Reproduce each line of the items below word for word, in the same order.
____ RECORDS
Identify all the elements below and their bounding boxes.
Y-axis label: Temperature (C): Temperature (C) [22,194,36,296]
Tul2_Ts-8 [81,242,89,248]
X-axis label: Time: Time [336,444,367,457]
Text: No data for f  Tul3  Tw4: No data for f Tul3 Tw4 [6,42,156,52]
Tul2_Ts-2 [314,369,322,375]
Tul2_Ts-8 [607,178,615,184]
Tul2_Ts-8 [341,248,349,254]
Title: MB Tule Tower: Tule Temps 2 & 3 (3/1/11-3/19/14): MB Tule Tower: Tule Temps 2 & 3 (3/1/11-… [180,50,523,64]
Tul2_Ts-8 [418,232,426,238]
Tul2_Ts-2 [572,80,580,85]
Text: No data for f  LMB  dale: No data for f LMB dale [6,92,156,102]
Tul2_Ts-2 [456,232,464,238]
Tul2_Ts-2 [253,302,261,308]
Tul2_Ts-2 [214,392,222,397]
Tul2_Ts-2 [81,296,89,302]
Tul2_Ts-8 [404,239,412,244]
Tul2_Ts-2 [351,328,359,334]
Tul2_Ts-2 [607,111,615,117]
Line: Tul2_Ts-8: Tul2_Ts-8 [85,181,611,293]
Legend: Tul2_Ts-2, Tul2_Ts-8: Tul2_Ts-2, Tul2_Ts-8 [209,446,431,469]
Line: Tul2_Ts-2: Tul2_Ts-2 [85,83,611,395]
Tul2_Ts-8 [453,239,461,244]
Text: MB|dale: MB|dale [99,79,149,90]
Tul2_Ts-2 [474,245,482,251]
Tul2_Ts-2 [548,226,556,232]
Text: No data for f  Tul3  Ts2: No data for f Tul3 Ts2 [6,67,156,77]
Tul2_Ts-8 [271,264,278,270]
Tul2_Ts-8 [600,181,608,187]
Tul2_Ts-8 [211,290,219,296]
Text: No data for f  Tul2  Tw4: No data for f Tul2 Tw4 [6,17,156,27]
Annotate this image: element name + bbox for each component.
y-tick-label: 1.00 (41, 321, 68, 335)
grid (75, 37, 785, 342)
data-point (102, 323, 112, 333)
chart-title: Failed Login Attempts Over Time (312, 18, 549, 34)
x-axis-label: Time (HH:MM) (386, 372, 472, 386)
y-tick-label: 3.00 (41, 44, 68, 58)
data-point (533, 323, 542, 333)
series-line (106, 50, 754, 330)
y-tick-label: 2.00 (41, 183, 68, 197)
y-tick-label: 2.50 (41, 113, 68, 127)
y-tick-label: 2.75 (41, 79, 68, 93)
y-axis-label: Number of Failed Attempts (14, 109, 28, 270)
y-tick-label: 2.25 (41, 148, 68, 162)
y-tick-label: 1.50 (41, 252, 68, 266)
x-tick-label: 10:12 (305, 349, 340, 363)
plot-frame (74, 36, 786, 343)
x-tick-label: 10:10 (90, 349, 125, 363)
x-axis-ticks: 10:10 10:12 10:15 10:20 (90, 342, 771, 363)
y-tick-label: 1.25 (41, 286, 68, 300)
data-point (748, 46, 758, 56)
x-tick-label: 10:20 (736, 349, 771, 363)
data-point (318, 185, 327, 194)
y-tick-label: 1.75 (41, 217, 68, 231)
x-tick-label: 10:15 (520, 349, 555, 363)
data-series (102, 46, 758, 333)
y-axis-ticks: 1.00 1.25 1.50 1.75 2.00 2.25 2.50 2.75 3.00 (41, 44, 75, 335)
________
▶ **REPLY TO THE TASK**
Identify all the elements below and their bounding boxes.
Y-axis label: Temperature (C): Temperature (C) [22,194,36,296]
Tul2_Ts-8 [81,242,89,248]
X-axis label: Time: Time [336,444,367,457]
Text: No data for f  Tul3  Tw4: No data for f Tul3 Tw4 [6,42,156,52]
Tul2_Ts-2 [314,369,322,375]
Tul2_Ts-8 [607,178,615,184]
Tul2_Ts-8 [341,248,349,254]
Title: MB Tule Tower: Tule Temps 2 & 3 (3/1/11-3/19/14): MB Tule Tower: Tule Temps 2 & 3 (3/1/11-… [180,50,523,64]
Tul2_Ts-8 [418,232,426,238]
Tul2_Ts-2 [572,80,580,85]
Text: No data for f  LMB  dale: No data for f LMB dale [6,92,156,102]
Tul2_Ts-2 [456,232,464,238]
Tul2_Ts-2 [253,302,261,308]
Tul2_Ts-2 [214,392,222,397]
Tul2_Ts-2 [81,296,89,302]
Tul2_Ts-8 [404,239,412,244]
Tul2_Ts-2 [351,328,359,334]
Tul2_Ts-2 [607,111,615,117]
Line: Tul2_Ts-8: Tul2_Ts-8 [85,181,611,293]
Legend: Tul2_Ts-2, Tul2_Ts-8: Tul2_Ts-2, Tul2_Ts-8 [209,446,431,469]
Line: Tul2_Ts-2: Tul2_Ts-2 [85,83,611,395]
Tul2_Ts-8 [453,239,461,244]
Text: MB|dale: MB|dale [99,79,149,90]
Tul2_Ts-2 [474,245,482,251]
Tul2_Ts-2 [548,226,556,232]
Text: No data for f  Tul3  Ts2: No data for f Tul3 Ts2 [6,67,156,77]
Tul2_Ts-8 [271,264,278,270]
Tul2_Ts-8 [600,181,608,187]
Tul2_Ts-8 [211,290,219,296]
Text: No data for f  Tul2  Tw4: No data for f Tul2 Tw4 [6,17,156,27]
Annotate this image: element name + bbox for each component.
y-tick-label: 1.00 (41, 321, 68, 335)
grid (75, 37, 785, 342)
data-point (102, 323, 112, 333)
chart-title: Failed Login Attempts Over Time (312, 18, 549, 34)
x-axis-label: Time (HH:MM) (386, 372, 472, 386)
y-tick-label: 3.00 (41, 44, 68, 58)
data-point (533, 323, 542, 333)
series-line (106, 50, 754, 330)
y-tick-label: 2.00 (41, 183, 68, 197)
y-tick-label: 2.50 (41, 113, 68, 127)
y-tick-label: 2.75 (41, 79, 68, 93)
y-axis-label: Number of Failed Attempts (14, 109, 28, 270)
y-tick-label: 2.25 (41, 148, 68, 162)
y-tick-label: 1.50 (41, 252, 68, 266)
x-tick-label: 10:12 (305, 349, 340, 363)
plot-frame (74, 36, 786, 343)
x-tick-label: 10:10 (90, 349, 125, 363)
x-axis-ticks: 10:10 10:12 10:15 10:20 (90, 342, 771, 363)
y-tick-label: 1.25 (41, 286, 68, 300)
data-point (748, 46, 758, 56)
x-tick-label: 10:20 (736, 349, 771, 363)
data-point (318, 185, 327, 194)
y-tick-label: 1.75 (41, 217, 68, 231)
x-tick-label: 10:15 (520, 349, 555, 363)
data-series (102, 46, 758, 333)
y-axis-ticks: 1.00 1.25 1.50 1.75 2.00 2.25 2.50 2.75 3.00 (41, 44, 75, 335)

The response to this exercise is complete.